WHAT YOU HAVE TO DO - Copy out the records precisely, omitting pictures.

(Dataset records on visual material)
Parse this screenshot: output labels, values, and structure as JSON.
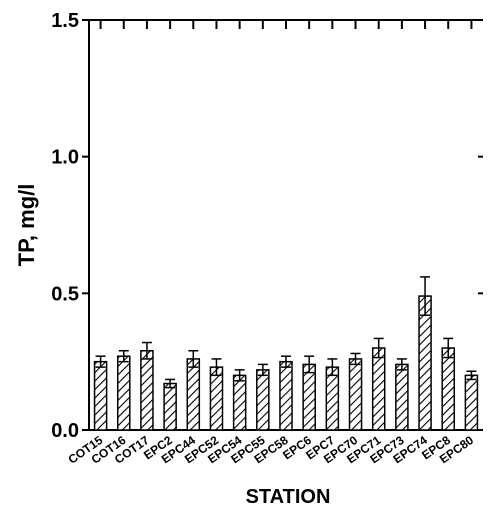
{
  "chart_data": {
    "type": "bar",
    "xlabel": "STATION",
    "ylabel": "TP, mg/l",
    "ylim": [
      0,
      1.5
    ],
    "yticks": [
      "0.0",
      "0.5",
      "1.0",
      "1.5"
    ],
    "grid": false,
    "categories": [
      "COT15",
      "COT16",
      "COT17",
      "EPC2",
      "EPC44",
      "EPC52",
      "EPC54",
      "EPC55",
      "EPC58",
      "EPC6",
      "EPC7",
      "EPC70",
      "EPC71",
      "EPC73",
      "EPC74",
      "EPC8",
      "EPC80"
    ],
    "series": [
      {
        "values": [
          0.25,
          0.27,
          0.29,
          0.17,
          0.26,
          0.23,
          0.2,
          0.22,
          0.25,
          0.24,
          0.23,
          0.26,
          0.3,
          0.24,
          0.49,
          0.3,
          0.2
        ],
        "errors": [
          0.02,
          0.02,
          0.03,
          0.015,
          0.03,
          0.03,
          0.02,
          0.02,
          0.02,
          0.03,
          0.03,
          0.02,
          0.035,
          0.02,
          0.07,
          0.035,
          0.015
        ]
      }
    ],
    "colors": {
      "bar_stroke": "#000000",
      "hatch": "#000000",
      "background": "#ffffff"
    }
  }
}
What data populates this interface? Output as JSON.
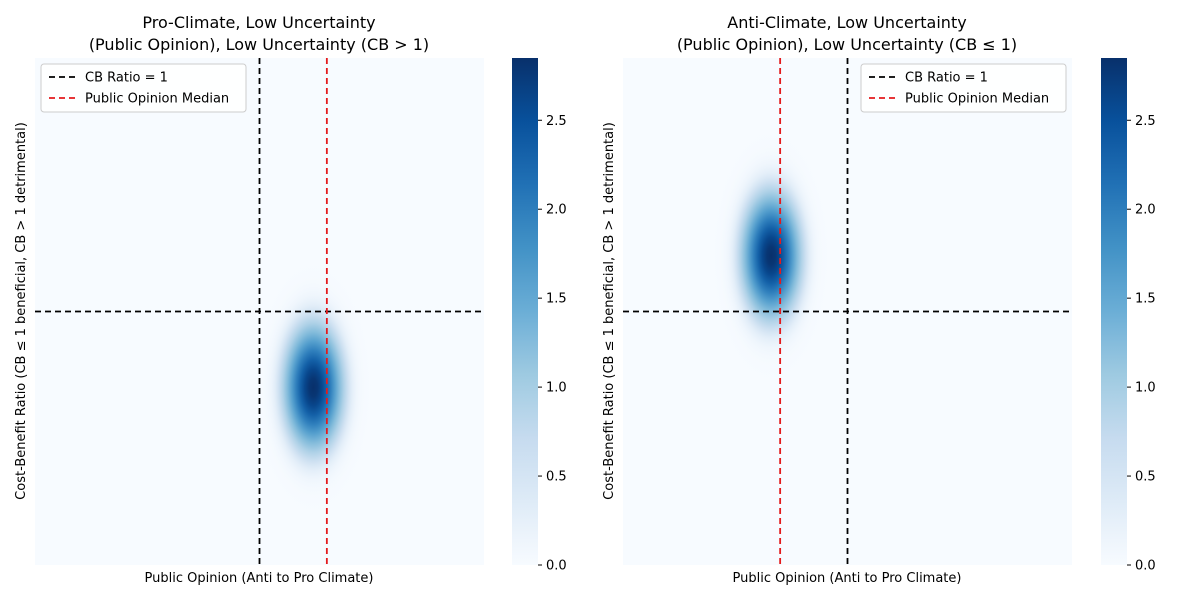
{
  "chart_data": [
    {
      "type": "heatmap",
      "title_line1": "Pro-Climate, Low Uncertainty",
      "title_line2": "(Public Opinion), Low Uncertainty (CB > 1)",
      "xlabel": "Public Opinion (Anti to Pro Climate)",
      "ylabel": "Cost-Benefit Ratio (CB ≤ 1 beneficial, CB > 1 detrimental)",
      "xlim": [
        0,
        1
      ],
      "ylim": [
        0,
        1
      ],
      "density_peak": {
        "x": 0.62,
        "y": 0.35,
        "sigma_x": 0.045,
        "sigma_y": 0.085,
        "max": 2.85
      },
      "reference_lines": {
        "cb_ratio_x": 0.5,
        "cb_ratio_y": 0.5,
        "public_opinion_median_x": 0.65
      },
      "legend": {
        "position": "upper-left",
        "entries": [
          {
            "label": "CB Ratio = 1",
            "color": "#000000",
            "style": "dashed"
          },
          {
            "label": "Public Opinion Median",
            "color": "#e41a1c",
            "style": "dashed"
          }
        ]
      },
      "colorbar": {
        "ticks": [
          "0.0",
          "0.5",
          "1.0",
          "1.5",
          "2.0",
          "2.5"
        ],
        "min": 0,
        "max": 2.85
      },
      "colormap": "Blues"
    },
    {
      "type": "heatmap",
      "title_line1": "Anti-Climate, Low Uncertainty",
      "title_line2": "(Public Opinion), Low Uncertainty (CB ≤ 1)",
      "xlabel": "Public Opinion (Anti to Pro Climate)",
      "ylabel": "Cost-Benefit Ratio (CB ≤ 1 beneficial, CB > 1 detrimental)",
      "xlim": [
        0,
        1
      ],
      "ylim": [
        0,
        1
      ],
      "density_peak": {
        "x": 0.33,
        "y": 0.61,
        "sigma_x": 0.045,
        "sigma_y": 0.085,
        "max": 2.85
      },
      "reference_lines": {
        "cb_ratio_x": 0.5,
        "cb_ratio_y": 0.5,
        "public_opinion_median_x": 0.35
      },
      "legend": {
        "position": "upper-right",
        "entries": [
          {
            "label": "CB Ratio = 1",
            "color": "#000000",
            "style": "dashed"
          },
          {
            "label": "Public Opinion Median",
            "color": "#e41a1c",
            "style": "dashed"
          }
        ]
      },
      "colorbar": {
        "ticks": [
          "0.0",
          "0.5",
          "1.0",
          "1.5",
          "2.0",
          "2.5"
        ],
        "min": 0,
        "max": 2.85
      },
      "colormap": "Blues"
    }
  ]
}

RESULT -
Parse this screenshot: output labels, values, and structure as JSON.
{
  "chart_data": {
    "type": "bar",
    "xlabel": "STATION",
    "ylabel": "TP, mg/l",
    "ylim": [
      0,
      1.5
    ],
    "yticks": [
      "0.0",
      "0.5",
      "1.0",
      "1.5"
    ],
    "grid": false,
    "categories": [
      "COT15",
      "COT16",
      "COT17",
      "EPC2",
      "EPC44",
      "EPC52",
      "EPC54",
      "EPC55",
      "EPC58",
      "EPC6",
      "EPC7",
      "EPC70",
      "EPC71",
      "EPC73",
      "EPC74",
      "EPC8",
      "EPC80"
    ],
    "series": [
      {
        "values": [
          0.25,
          0.27,
          0.29,
          0.17,
          0.26,
          0.23,
          0.2,
          0.22,
          0.25,
          0.24,
          0.23,
          0.26,
          0.3,
          0.24,
          0.49,
          0.3,
          0.2
        ],
        "errors": [
          0.02,
          0.02,
          0.03,
          0.015,
          0.03,
          0.03,
          0.02,
          0.02,
          0.02,
          0.03,
          0.03,
          0.02,
          0.035,
          0.02,
          0.07,
          0.035,
          0.015
        ]
      }
    ],
    "colors": {
      "bar_stroke": "#000000",
      "hatch": "#000000",
      "background": "#ffffff"
    }
  }
}
What data populates this interface? Output as JSON.
{
  "chart_data": [
    {
      "type": "heatmap",
      "title_line1": "Pro-Climate, Low Uncertainty",
      "title_line2": "(Public Opinion), Low Uncertainty (CB > 1)",
      "xlabel": "Public Opinion (Anti to Pro Climate)",
      "ylabel": "Cost-Benefit Ratio (CB ≤ 1 beneficial, CB > 1 detrimental)",
      "xlim": [
        0,
        1
      ],
      "ylim": [
        0,
        1
      ],
      "density_peak": {
        "x": 0.62,
        "y": 0.35,
        "sigma_x": 0.045,
        "sigma_y": 0.085,
        "max": 2.85
      },
      "reference_lines": {
        "cb_ratio_x": 0.5,
        "cb_ratio_y": 0.5,
        "public_opinion_median_x": 0.65
      },
      "legend": {
        "position": "upper-left",
        "entries": [
          {
            "label": "CB Ratio = 1",
            "color": "#000000",
            "style": "dashed"
          },
          {
            "label": "Public Opinion Median",
            "color": "#e41a1c",
            "style": "dashed"
          }
        ]
      },
      "colorbar": {
        "ticks": [
          "0.0",
          "0.5",
          "1.0",
          "1.5",
          "2.0",
          "2.5"
        ],
        "min": 0,
        "max": 2.85
      },
      "colormap": "Blues"
    },
    {
      "type": "heatmap",
      "title_line1": "Anti-Climate, Low Uncertainty",
      "title_line2": "(Public Opinion), Low Uncertainty (CB ≤ 1)",
      "xlabel": "Public Opinion (Anti to Pro Climate)",
      "ylabel": "Cost-Benefit Ratio (CB ≤ 1 beneficial, CB > 1 detrimental)",
      "xlim": [
        0,
        1
      ],
      "ylim": [
        0,
        1
      ],
      "density_peak": {
        "x": 0.33,
        "y": 0.61,
        "sigma_x": 0.045,
        "sigma_y": 0.085,
        "max": 2.85
      },
      "reference_lines": {
        "cb_ratio_x": 0.5,
        "cb_ratio_y": 0.5,
        "public_opinion_median_x": 0.35
      },
      "legend": {
        "position": "upper-right",
        "entries": [
          {
            "label": "CB Ratio = 1",
            "color": "#000000",
            "style": "dashed"
          },
          {
            "label": "Public Opinion Median",
            "color": "#e41a1c",
            "style": "dashed"
          }
        ]
      },
      "colorbar": {
        "ticks": [
          "0.0",
          "0.5",
          "1.0",
          "1.5",
          "2.0",
          "2.5"
        ],
        "min": 0,
        "max": 2.85
      },
      "colormap": "Blues"
    }
  ]
}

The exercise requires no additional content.